**Goal**
Using the listing below, copy every line that mentions "manifests".

**Items listed in a dataset**
>>>>

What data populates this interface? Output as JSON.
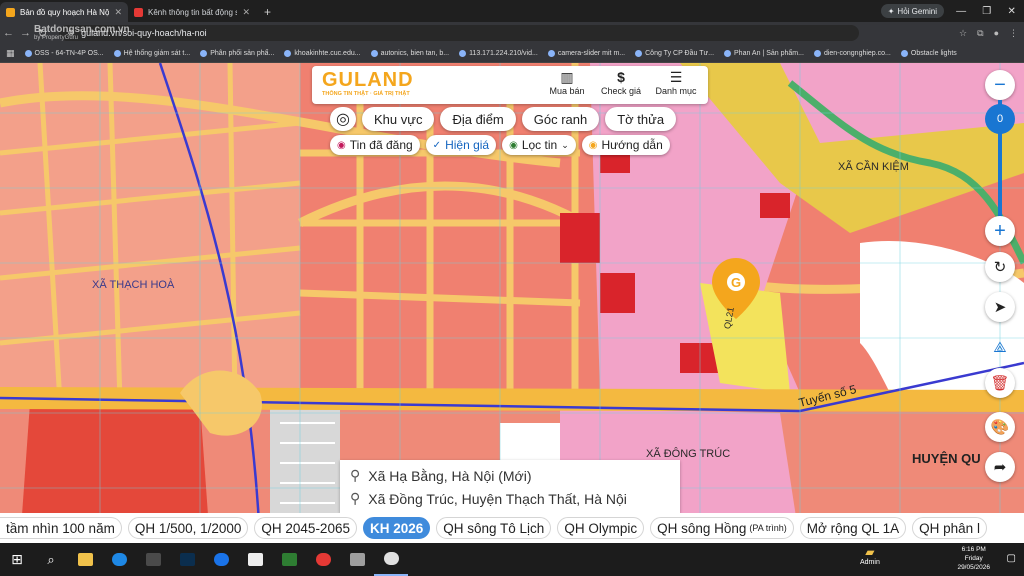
{
  "browser": {
    "tabs": [
      {
        "title": "Bản đồ quy hoạch Hà Nội, tra c",
        "active": true,
        "color": "#f4a61d"
      },
      {
        "title": "Kênh thông tin bất động sản -",
        "active": false,
        "color": "#e53935"
      }
    ],
    "newtab": "+",
    "gemini": "Hỏi Gemini",
    "url": "guland.vn/soi-quy-hoach/ha-noi",
    "watermark": "Batdongsan.com.vn",
    "watermark_sub": "by PropertyGuru",
    "bookmarks": [
      "OSS - 64-TN-4P OS...",
      "Hệ thống giám sát t...",
      "Phân phối sản phẩ...",
      "khoakinhte.cuc.edu...",
      "autonics, bien tan, b...",
      "113.171.224.210/vid...",
      "camera-slider mit m...",
      "Công Ty CP Đầu Tư...",
      "Phan An | Sản phẩm...",
      "dien-congnghiep.co...",
      "Obstacle lights"
    ]
  },
  "header": {
    "logo": "GULAND",
    "slogan": "THÔNG TIN THẬT · GIÁ TRỊ THẬT",
    "buttons": [
      {
        "label": "Mua bán",
        "icon": "building-icon"
      },
      {
        "label": "Check giá",
        "icon": "dollar-icon"
      },
      {
        "label": "Danh mục",
        "icon": "menu-icon"
      }
    ]
  },
  "filters": {
    "primary": [
      "Khu vực",
      "Địa điểm",
      "Góc ranh",
      "Tờ thửa"
    ],
    "secondary": [
      {
        "label": "Tin đã đăng",
        "icon": "pin-icon",
        "color": "#c2185b"
      },
      {
        "label": "Hiện giá",
        "icon": "check-circle-icon",
        "color": "#1565c0"
      },
      {
        "label": "Lọc tin",
        "icon": "filter-icon",
        "color": "#2e7d32"
      },
      {
        "label": "Hướng dẫn",
        "icon": "guide-icon",
        "color": "#f4a61d"
      }
    ]
  },
  "map_labels": {
    "xa_thach_hoa": "XÃ THẠCH HOÀ",
    "xa_can_kiem": "XÃ CẦN KIỆM",
    "xa_dong_truc": "XÃ ĐÔNG TRÚC",
    "huyen": "HUYỆN QU",
    "tuyen": "Tuyến số 5",
    "road_code": "QL21"
  },
  "zoom": {
    "level": "0",
    "plus": "+",
    "minus": "−"
  },
  "location": {
    "line1": "Xã Hạ Bằng, Hà Nội (Mới)",
    "line2": "Xã Đồng Trúc, Huyện Thạch Thất, Hà Nội"
  },
  "plans": [
    {
      "label": "tầm nhìn 100 năm",
      "active": false
    },
    {
      "label": "QH 1/500, 1/2000",
      "active": false
    },
    {
      "label": "QH 2045-2065",
      "active": false
    },
    {
      "label": "KH 2026",
      "active": true
    },
    {
      "label": "QH sông Tô Lịch",
      "active": false
    },
    {
      "label": "QH Olympic",
      "active": false
    },
    {
      "label": "QH sông Hồng",
      "note": "(PA trình)",
      "active": false
    },
    {
      "label": "Mở rộng QL 1A",
      "active": false
    },
    {
      "label": "QH phân l",
      "active": false
    }
  ],
  "taskbar": {
    "user": "Admin",
    "time": "6:16 PM",
    "day": "Friday",
    "date": "29/05/2026"
  }
}
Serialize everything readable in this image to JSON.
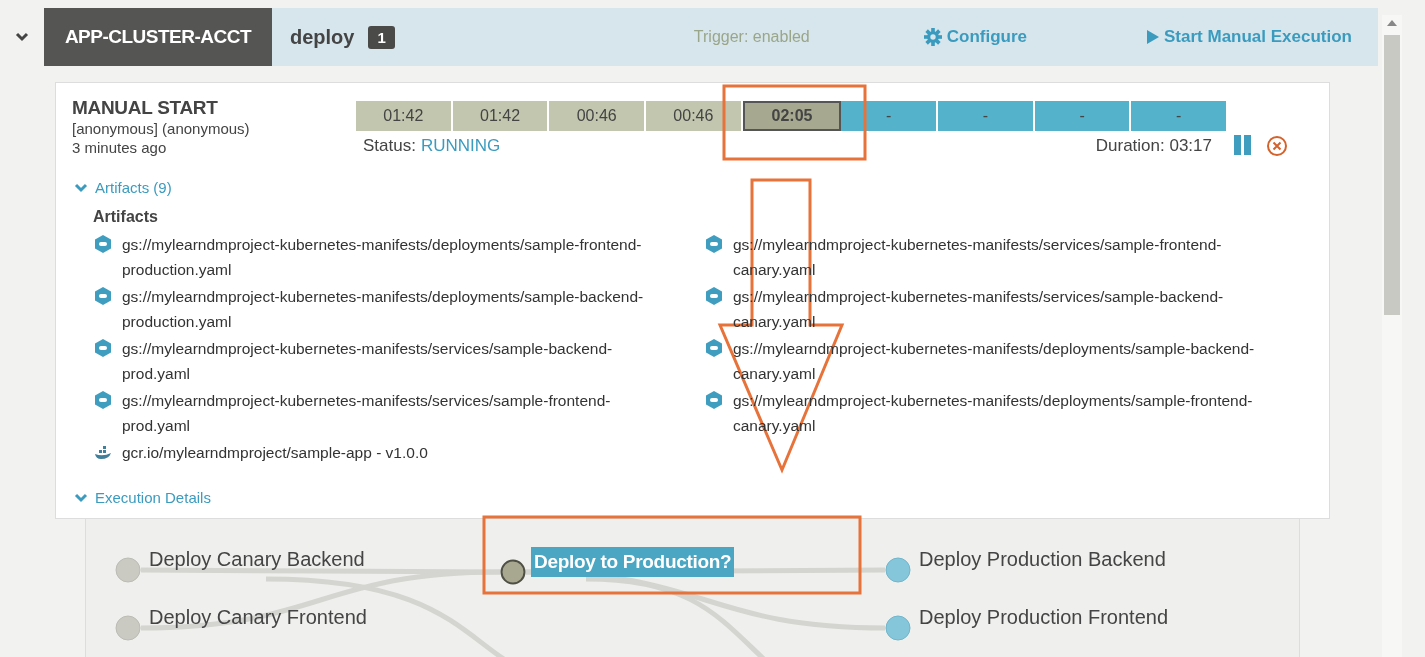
{
  "pipeline": {
    "name": "APP-CLUSTER-ACCT",
    "expanded": true
  },
  "header": {
    "title": "deploy",
    "count": "1",
    "trigger": "Trigger: enabled",
    "configure": "Configure",
    "start": "Start Manual Execution"
  },
  "execution": {
    "trigger_title": "MANUAL START",
    "user": "[anonymous] (anonymous)",
    "time": "3 minutes ago",
    "stages": [
      {
        "label": "01:42",
        "kind": "succeeded",
        "selected": false
      },
      {
        "label": "01:42",
        "kind": "succeeded",
        "selected": false
      },
      {
        "label": "00:46",
        "kind": "succeeded",
        "selected": false
      },
      {
        "label": "00:46",
        "kind": "succeeded",
        "selected": false
      },
      {
        "label": "02:05",
        "kind": "running",
        "selected": true
      },
      {
        "label": "-",
        "kind": "pending",
        "selected": false
      },
      {
        "label": "-",
        "kind": "pending",
        "selected": false
      },
      {
        "label": "-",
        "kind": "pending",
        "selected": false
      },
      {
        "label": "-",
        "kind": "pending",
        "selected": false
      }
    ],
    "status_label": "Status:",
    "status": "RUNNING",
    "duration": "Duration: 03:17"
  },
  "artifacts": {
    "toggle": "Artifacts (9)",
    "expanded": true,
    "heading": "Artifacts",
    "items": [
      {
        "kind": "manifest",
        "text": "gs://mylearndmproject-kubernetes-manifests/deployments/sample-frontend-production.yaml"
      },
      {
        "kind": "manifest",
        "text": "gs://mylearndmproject-kubernetes-manifests/deployments/sample-backend-production.yaml"
      },
      {
        "kind": "manifest",
        "text": "gs://mylearndmproject-kubernetes-manifests/services/sample-backend-prod.yaml"
      },
      {
        "kind": "manifest",
        "text": "gs://mylearndmproject-kubernetes-manifests/services/sample-frontend-prod.yaml"
      },
      {
        "kind": "image",
        "text": "gcr.io/mylearndmproject/sample-app - v1.0.0"
      },
      {
        "kind": "manifest",
        "text": "gs://mylearndmproject-kubernetes-manifests/services/sample-frontend-canary.yaml"
      },
      {
        "kind": "manifest",
        "text": "gs://mylearndmproject-kubernetes-manifests/services/sample-backend-canary.yaml"
      },
      {
        "kind": "manifest",
        "text": "gs://mylearndmproject-kubernetes-manifests/deployments/sample-backend-canary.yaml"
      },
      {
        "kind": "manifest",
        "text": "gs://mylearndmproject-kubernetes-manifests/deployments/sample-frontend-canary.yaml"
      }
    ]
  },
  "details": {
    "toggle": "Execution Details",
    "expanded": true
  },
  "graph": {
    "columns": [
      {
        "nodes": [
          {
            "label": "Deploy Canary Backend",
            "kind": "succeeded",
            "selected": false
          },
          {
            "label": "Deploy Canary Frontend",
            "kind": "succeeded",
            "selected": false
          }
        ]
      },
      {
        "nodes": [
          {
            "label": "Deploy to Production?",
            "kind": "running",
            "selected": true
          }
        ]
      },
      {
        "nodes": [
          {
            "label": "Deploy Production Backend",
            "kind": "pending",
            "selected": false
          },
          {
            "label": "Deploy Production Frontend",
            "kind": "pending",
            "selected": false
          }
        ]
      }
    ]
  }
}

<<<<

**Answer to the exercise**
        "text": "gs://mylearndmproject-kubernetes-manifests/deployments/sample-frontend-production.yaml"
        "text": "gs://mylearndmproject-kubernetes-manifests/deployments/sample-backend-production.yaml"
        "text": "gs://mylearndmproject-kubernetes-manifests/services/sample-backend-prod.yaml"
        "text": "gs://mylearndmproject-kubernetes-manifests/services/sample-frontend-prod.yaml"
        "text": "gs://mylearndmproject-kubernetes-manifests/services/sample-frontend-canary.yaml"
        "text": "gs://mylearndmproject-kubernetes-manifests/services/sample-backend-canary.yaml"
        "text": "gs://mylearndmproject-kubernetes-manifests/deployments/sample-backend-canary.yaml"
        "text": "gs://mylearndmproject-kubernetes-manifests/deployments/sample-frontend-canary.yaml"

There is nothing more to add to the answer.